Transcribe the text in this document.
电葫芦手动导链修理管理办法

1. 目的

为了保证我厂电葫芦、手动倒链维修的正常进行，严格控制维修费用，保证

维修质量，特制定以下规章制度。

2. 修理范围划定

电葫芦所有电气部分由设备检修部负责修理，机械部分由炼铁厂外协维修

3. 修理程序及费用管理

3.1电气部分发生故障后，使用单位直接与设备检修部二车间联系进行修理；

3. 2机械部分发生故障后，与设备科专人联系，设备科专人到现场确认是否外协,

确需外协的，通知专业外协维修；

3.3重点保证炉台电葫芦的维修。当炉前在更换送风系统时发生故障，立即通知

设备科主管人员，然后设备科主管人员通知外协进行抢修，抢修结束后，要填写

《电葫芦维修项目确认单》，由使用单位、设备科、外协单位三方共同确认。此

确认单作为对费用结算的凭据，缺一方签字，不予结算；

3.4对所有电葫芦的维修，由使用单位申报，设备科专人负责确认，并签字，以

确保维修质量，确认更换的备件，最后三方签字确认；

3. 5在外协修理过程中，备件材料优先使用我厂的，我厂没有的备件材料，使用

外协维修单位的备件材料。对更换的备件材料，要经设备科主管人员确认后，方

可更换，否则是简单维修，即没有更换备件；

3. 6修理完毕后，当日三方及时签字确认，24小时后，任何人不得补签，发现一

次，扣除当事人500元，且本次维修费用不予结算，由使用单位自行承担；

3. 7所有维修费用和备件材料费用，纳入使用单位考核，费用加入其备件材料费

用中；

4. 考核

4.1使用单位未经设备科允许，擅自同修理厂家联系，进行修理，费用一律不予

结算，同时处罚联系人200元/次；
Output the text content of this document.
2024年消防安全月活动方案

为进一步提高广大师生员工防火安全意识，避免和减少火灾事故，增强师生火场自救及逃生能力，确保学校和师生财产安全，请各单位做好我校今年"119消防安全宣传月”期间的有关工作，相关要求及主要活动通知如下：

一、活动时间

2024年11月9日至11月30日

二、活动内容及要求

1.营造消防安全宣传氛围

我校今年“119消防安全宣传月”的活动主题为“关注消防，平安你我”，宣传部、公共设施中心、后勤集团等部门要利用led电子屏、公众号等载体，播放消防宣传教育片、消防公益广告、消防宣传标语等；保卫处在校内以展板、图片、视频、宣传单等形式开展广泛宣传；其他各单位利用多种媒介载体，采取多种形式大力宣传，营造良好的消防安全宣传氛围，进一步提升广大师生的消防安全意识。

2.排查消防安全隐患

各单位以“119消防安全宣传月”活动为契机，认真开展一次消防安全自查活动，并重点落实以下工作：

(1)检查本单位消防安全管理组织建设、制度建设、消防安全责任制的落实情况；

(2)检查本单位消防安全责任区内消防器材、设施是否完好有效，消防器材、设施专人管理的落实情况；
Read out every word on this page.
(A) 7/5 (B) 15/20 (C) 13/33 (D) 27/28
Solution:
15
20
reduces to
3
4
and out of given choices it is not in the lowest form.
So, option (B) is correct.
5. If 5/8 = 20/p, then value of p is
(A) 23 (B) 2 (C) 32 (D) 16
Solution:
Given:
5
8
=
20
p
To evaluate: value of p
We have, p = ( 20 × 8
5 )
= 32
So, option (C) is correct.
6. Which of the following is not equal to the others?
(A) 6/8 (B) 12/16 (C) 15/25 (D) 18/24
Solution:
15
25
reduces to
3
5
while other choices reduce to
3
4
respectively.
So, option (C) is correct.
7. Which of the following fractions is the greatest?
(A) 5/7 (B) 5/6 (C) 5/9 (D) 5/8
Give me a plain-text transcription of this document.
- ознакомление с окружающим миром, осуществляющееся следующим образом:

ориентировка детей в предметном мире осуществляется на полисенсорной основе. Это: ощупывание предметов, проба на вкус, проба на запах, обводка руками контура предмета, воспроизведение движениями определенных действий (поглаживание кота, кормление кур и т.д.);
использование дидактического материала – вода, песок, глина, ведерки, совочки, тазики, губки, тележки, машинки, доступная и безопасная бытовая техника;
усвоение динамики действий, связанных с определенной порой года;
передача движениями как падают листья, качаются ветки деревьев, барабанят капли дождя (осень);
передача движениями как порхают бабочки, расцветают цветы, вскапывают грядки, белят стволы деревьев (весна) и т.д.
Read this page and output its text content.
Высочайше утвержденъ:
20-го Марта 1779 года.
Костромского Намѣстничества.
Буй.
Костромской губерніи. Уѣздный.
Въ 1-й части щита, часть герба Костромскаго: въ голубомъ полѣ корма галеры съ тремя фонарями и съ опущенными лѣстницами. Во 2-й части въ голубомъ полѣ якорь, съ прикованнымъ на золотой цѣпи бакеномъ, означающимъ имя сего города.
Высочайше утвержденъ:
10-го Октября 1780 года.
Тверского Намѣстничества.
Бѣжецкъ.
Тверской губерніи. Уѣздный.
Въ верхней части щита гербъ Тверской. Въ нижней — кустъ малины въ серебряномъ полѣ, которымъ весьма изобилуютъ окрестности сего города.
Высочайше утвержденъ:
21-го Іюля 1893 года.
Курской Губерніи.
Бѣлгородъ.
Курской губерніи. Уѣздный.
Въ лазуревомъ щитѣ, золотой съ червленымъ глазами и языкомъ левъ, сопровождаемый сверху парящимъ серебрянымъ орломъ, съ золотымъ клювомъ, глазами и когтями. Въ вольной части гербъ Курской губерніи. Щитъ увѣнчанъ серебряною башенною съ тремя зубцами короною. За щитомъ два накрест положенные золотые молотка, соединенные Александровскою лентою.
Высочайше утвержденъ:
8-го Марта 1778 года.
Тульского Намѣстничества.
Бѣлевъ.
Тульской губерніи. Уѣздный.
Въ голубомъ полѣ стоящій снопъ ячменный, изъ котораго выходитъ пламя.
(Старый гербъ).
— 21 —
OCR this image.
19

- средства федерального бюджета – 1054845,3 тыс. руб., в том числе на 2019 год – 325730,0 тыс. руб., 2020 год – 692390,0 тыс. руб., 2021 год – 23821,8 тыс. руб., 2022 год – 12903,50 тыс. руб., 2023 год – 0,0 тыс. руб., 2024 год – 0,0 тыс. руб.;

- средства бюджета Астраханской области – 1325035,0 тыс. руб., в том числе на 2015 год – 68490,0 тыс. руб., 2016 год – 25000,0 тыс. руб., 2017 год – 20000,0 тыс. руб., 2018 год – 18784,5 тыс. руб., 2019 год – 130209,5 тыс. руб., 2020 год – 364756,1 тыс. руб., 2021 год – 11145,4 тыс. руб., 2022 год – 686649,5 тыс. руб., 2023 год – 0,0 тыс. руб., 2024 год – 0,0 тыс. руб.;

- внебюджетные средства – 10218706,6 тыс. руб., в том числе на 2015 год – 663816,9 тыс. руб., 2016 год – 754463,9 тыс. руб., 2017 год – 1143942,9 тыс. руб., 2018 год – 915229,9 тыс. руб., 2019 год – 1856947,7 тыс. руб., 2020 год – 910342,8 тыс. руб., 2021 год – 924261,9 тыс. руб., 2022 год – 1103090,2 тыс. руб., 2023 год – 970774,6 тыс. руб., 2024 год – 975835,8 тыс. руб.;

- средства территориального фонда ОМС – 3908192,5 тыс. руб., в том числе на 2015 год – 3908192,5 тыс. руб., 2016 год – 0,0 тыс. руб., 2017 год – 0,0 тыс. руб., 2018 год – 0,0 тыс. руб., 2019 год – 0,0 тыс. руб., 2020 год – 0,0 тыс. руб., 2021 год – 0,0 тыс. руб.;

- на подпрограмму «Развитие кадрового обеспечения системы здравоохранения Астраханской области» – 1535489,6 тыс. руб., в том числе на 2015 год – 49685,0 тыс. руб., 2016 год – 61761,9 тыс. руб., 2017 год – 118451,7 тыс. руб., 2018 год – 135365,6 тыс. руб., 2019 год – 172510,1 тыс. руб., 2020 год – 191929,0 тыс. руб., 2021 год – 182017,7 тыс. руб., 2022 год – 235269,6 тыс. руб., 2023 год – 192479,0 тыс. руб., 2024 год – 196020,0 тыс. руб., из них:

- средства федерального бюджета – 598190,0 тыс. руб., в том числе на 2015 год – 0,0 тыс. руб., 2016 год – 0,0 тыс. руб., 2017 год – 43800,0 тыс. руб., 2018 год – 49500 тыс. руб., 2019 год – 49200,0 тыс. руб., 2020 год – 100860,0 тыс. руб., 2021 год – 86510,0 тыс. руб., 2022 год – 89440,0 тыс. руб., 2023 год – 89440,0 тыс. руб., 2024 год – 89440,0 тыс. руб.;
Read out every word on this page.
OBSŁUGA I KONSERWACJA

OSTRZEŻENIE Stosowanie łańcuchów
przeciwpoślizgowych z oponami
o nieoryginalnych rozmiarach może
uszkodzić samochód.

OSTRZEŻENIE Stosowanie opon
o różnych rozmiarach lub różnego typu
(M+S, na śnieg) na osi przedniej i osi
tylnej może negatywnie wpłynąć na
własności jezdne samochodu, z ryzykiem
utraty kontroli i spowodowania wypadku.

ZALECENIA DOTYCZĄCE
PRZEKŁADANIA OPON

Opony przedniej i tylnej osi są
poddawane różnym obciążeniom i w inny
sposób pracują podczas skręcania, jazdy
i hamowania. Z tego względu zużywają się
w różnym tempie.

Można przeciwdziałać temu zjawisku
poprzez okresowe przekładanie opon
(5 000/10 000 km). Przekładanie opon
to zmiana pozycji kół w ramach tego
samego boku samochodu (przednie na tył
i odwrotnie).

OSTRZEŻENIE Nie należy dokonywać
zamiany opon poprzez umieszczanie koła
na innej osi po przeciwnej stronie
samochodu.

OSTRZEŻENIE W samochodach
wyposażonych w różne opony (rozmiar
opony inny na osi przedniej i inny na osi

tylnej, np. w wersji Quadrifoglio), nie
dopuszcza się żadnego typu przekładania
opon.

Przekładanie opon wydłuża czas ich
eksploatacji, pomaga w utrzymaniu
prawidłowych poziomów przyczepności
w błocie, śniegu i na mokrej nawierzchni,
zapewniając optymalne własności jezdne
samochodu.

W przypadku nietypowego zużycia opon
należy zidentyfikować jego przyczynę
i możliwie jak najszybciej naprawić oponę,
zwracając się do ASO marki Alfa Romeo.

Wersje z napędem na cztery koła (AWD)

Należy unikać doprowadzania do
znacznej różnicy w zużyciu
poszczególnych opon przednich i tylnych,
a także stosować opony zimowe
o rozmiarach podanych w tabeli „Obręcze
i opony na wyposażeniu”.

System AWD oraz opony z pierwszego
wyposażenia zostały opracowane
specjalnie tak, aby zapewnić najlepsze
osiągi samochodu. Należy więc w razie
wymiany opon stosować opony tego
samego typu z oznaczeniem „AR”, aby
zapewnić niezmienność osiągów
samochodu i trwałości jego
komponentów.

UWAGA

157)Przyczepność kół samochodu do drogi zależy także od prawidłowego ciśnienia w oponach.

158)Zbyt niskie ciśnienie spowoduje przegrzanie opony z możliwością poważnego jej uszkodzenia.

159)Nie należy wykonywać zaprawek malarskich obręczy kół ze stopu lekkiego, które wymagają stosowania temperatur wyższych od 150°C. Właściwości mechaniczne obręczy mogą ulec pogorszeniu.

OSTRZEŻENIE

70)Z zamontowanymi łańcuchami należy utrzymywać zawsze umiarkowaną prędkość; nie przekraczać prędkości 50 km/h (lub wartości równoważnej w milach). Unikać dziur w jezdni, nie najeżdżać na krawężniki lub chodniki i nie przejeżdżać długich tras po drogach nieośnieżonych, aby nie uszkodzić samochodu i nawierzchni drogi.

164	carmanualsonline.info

***

Given problem - From the records given above, copy all lines containing "różnym".

Response to this task -
poddawane różnym obciążeniom i w inny
w różnym tempie.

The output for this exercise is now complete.